▸ WHAT THE TASK ASKS
Exactly reproduce the entries, dropping any pictures from your copy.

======== PROVIDED ENTRIES

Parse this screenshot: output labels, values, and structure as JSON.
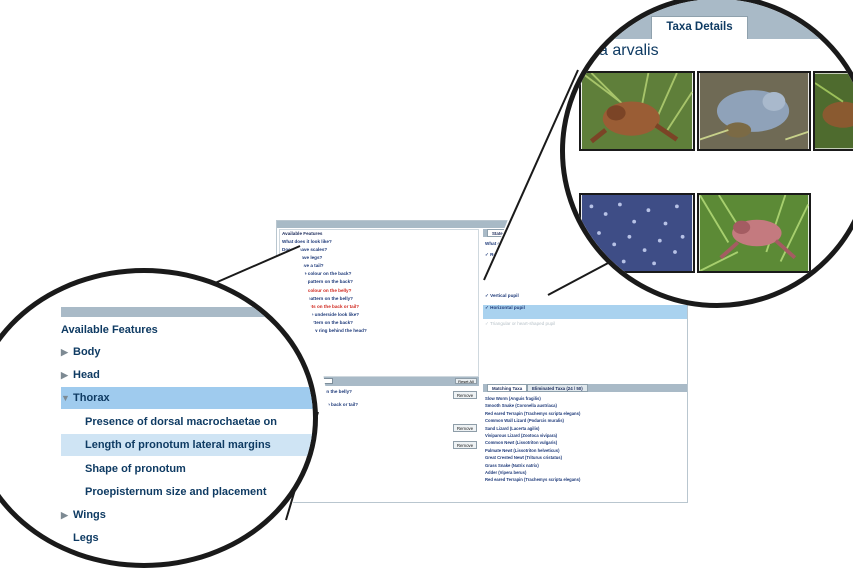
{
  "app": {
    "left_panel": {
      "header": "Available Features",
      "questions": [
        {
          "text": "What does it look like?",
          "red": false
        },
        {
          "text": "Does it have scales?",
          "red": false
        },
        {
          "text": "Does it have legs?",
          "red": false
        },
        {
          "text": "Does it have a tail?",
          "red": false
        },
        {
          "text": "What is the colour on the back?",
          "red": false
        },
        {
          "text": "What is the pattern on the back?",
          "red": false
        },
        {
          "text": "What is the colour on the belly?",
          "red": true
        },
        {
          "text": "What is the pattern on the belly?",
          "red": false
        },
        {
          "text": "",
          "red": false
        },
        {
          "text": "",
          "red": false
        },
        {
          "text": "",
          "red": false
        },
        {
          "text": "Are there spots on the back or tail?",
          "red": true
        },
        {
          "text": "",
          "red": false
        },
        {
          "text": "What does the underside look like?",
          "red": false
        },
        {
          "text": "What is the pattern on the back?",
          "red": false
        },
        {
          "text": "Is there a yellow ring behind the head?",
          "red": false
        }
      ],
      "select_value": "en",
      "reset_all": "Reset All",
      "chosen_lines": [
        "What is the pattern on the belly?",
        "Yellow coloured",
        "",
        "",
        "Are there spots on the back or tail?",
        "Does it have a crest",
        "",
        "Does it have a tail?",
        "Round pupil",
        "Vertical pupil"
      ],
      "remove_label": "Remove"
    },
    "right_panel": {
      "tabs": [
        "States",
        "Taxa Details"
      ],
      "question": "What does the pupil look like?",
      "states": [
        "Round pupil",
        "Vertical pupil",
        "Horizontal pupil",
        "Triangular or heart-shaped pupil"
      ],
      "bottom_tabs": [
        "Matching Taxa",
        "Eliminated Taxa (24 / 50)"
      ],
      "matching_taxa": [
        "Slow Worm (Anguis fragilis)",
        "Smooth Snake (Coronella austriaca)",
        "Red eared Terrapin (Trachemys scripta elegans)",
        "Common Wall Lizard (Podarcis muralis)",
        "Sand Lizard (Lacerta agilis)",
        "Viviparous Lizard (Zootoca vivipara)",
        "Common Newt (Lissotriton vulgaris)",
        "Palmate Newt (Lissotriton helveticus)",
        "Great Crested Newt (Triturus cristatus)",
        "Grass Snake (Natrix natrix)",
        "Adder (Vipera berus)",
        "Red eared Terrapin (Trachemys scripta elegans)"
      ]
    }
  },
  "zoom_left": {
    "header": "Available Features",
    "rows": [
      {
        "label": "Body",
        "caret": "▶",
        "indent": false,
        "highlight": "none"
      },
      {
        "label": "Head",
        "caret": "▶",
        "indent": false,
        "highlight": "none"
      },
      {
        "label": "Thorax",
        "caret": "▼",
        "indent": false,
        "highlight": "strong"
      },
      {
        "label": "Presence of dorsal macrochaetae on",
        "caret": "",
        "indent": true,
        "highlight": "none"
      },
      {
        "label": "Length of pronotum lateral margins",
        "caret": "",
        "indent": true,
        "highlight": "light"
      },
      {
        "label": "Shape of pronotum",
        "caret": "",
        "indent": true,
        "highlight": "none"
      },
      {
        "label": "Proepisternum size and placement",
        "caret": "",
        "indent": true,
        "highlight": "none"
      },
      {
        "label": "Wings",
        "caret": "▶",
        "indent": false,
        "highlight": "none"
      },
      {
        "label": "Legs",
        "caret": "",
        "indent": false,
        "highlight": "none"
      }
    ]
  },
  "zoom_right": {
    "tab_label": "Taxa Details",
    "taxon_name": "a arvalis"
  },
  "colors": {
    "bar": "#a9bac7",
    "highlight": "#9fcbee",
    "text_dark_blue": "#0f3b63"
  }
}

================

▸ SOLUTION TO THIS EXERCISE
Parse this screenshot: output labels, values, and structure as JSON.
{
  "app": {
    "left_panel": {
      "header": "Available Features",
      "questions": [
        {
          "text": "What does it look like?",
          "red": false
        },
        {
          "text": "Does it have scales?",
          "red": false
        },
        {
          "text": "Does it have legs?",
          "red": false
        },
        {
          "text": "Does it have a tail?",
          "red": false
        },
        {
          "text": "What is the colour on the back?",
          "red": false
        },
        {
          "text": "What is the pattern on the back?",
          "red": false
        },
        {
          "text": "What is the colour on the belly?",
          "red": true
        },
        {
          "text": "What is the pattern on the belly?",
          "red": false
        },
        {
          "text": "",
          "red": false
        },
        {
          "text": "",
          "red": false
        },
        {
          "text": "",
          "red": false
        },
        {
          "text": "Are there spots on the back or tail?",
          "red": true
        },
        {
          "text": "",
          "red": false
        },
        {
          "text": "What does the underside look like?",
          "red": false
        },
        {
          "text": "What is the pattern on the back?",
          "red": false
        },
        {
          "text": "Is there a yellow ring behind the head?",
          "red": false
        }
      ],
      "select_value": "en",
      "reset_all": "Reset All",
      "chosen_lines": [
        "What is the pattern on the belly?",
        "Yellow coloured",
        "",
        "",
        "Are there spots on the back or tail?",
        "Does it have a crest",
        "",
        "Does it have a tail?",
        "Round pupil",
        "Vertical pupil"
      ],
      "remove_label": "Remove"
    },
    "right_panel": {
      "tabs": [
        "States",
        "Taxa Details"
      ],
      "question": "What does the pupil look like?",
      "states": [
        "Round pupil",
        "Vertical pupil",
        "Horizontal pupil",
        "Triangular or heart-shaped pupil"
      ],
      "bottom_tabs": [
        "Matching Taxa",
        "Eliminated Taxa (24 / 50)"
      ],
      "matching_taxa": [
        "Slow Worm (Anguis fragilis)",
        "Smooth Snake (Coronella austriaca)",
        "Red eared Terrapin (Trachemys scripta elegans)",
        "Common Wall Lizard (Podarcis muralis)",
        "Sand Lizard (Lacerta agilis)",
        "Viviparous Lizard (Zootoca vivipara)",
        "Common Newt (Lissotriton vulgaris)",
        "Palmate Newt (Lissotriton helveticus)",
        "Great Crested Newt (Triturus cristatus)",
        "Grass Snake (Natrix natrix)",
        "Adder (Vipera berus)",
        "Red eared Terrapin (Trachemys scripta elegans)"
      ]
    }
  },
  "zoom_left": {
    "header": "Available Features",
    "rows": [
      {
        "label": "Body",
        "caret": "▶",
        "indent": false,
        "highlight": "none"
      },
      {
        "label": "Head",
        "caret": "▶",
        "indent": false,
        "highlight": "none"
      },
      {
        "label": "Thorax",
        "caret": "▼",
        "indent": false,
        "highlight": "strong"
      },
      {
        "label": "Presence of dorsal macrochaetae on",
        "caret": "",
        "indent": true,
        "highlight": "none"
      },
      {
        "label": "Length of pronotum lateral margins",
        "caret": "",
        "indent": true,
        "highlight": "light"
      },
      {
        "label": "Shape of pronotum",
        "caret": "",
        "indent": true,
        "highlight": "none"
      },
      {
        "label": "Proepisternum size and placement",
        "caret": "",
        "indent": true,
        "highlight": "none"
      },
      {
        "label": "Wings",
        "caret": "▶",
        "indent": false,
        "highlight": "none"
      },
      {
        "label": "Legs",
        "caret": "",
        "indent": false,
        "highlight": "none"
      }
    ]
  },
  "zoom_right": {
    "tab_label": "Taxa Details",
    "taxon_name": "a arvalis"
  },
  "colors": {
    "bar": "#a9bac7",
    "highlight": "#9fcbee",
    "text_dark_blue": "#0f3b63"
  }
}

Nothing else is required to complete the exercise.